## [Data provided]
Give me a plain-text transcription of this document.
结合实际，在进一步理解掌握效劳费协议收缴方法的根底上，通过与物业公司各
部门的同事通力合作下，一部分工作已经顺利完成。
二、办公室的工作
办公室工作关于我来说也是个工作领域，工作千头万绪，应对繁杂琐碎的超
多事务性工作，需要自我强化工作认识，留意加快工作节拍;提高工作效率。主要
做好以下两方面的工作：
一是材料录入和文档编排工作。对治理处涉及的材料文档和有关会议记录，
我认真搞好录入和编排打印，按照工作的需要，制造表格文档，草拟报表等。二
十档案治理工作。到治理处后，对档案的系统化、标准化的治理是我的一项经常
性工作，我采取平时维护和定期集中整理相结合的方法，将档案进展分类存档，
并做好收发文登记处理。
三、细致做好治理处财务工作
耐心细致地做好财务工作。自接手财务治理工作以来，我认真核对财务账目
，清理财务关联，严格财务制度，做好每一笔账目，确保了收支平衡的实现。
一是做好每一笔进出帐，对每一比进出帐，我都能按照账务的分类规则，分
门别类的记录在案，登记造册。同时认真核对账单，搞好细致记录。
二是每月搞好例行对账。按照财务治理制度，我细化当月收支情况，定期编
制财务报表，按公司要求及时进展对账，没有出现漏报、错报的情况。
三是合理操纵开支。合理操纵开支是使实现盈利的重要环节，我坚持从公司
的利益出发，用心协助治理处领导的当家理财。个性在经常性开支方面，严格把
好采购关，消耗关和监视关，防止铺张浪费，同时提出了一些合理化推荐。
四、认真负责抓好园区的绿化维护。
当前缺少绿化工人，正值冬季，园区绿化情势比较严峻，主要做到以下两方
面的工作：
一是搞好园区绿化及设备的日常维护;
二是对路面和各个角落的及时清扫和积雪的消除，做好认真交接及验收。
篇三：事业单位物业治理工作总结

## [Stated goal]
All entries must be repeated verbatim.

## [Full response]
Give me a plain-text transcription of this document.
结合实际，在进一步理解掌握效劳费协议收缴方法的根底上，通过与物业公司各
部门的同事通力合作下，一部分工作已经顺利完成。
二、办公室的工作
办公室工作关于我来说也是个工作领域，工作千头万绪，应对繁杂琐碎的超
多事务性工作，需要自我强化工作认识，留意加快工作节拍;提高工作效率。主要
做好以下两方面的工作：
一是材料录入和文档编排工作。对治理处涉及的材料文档和有关会议记录，
我认真搞好录入和编排打印，按照工作的需要，制造表格文档，草拟报表等。二
十档案治理工作。到治理处后，对档案的系统化、标准化的治理是我的一项经常
性工作，我采取平时维护和定期集中整理相结合的方法，将档案进展分类存档，
并做好收发文登记处理。
三、细致做好治理处财务工作
耐心细致地做好财务工作。自接手财务治理工作以来，我认真核对财务账目
，清理财务关联，严格财务制度，做好每一笔账目，确保了收支平衡的实现。
一是做好每一笔进出帐，对每一比进出帐，我都能按照账务的分类规则，分
门别类的记录在案，登记造册。同时认真核对账单，搞好细致记录。
二是每月搞好例行对账。按照财务治理制度，我细化当月收支情况，定期编
制财务报表，按公司要求及时进展对账，没有出现漏报、错报的情况。
三是合理操纵开支。合理操纵开支是使实现盈利的重要环节，我坚持从公司
的利益出发，用心协助治理处领导的当家理财。个性在经常性开支方面，严格把
好采购关，消耗关和监视关，防止铺张浪费，同时提出了一些合理化推荐。
四、认真负责抓好园区的绿化维护。
当前缺少绿化工人，正值冬季，园区绿化情势比较严峻，主要做到以下两方
面的工作：
一是搞好园区绿化及设备的日常维护;
二是对路面和各个角落的及时清扫和积雪的消除，做好认真交接及验收。
篇三：事业单位物业治理工作总结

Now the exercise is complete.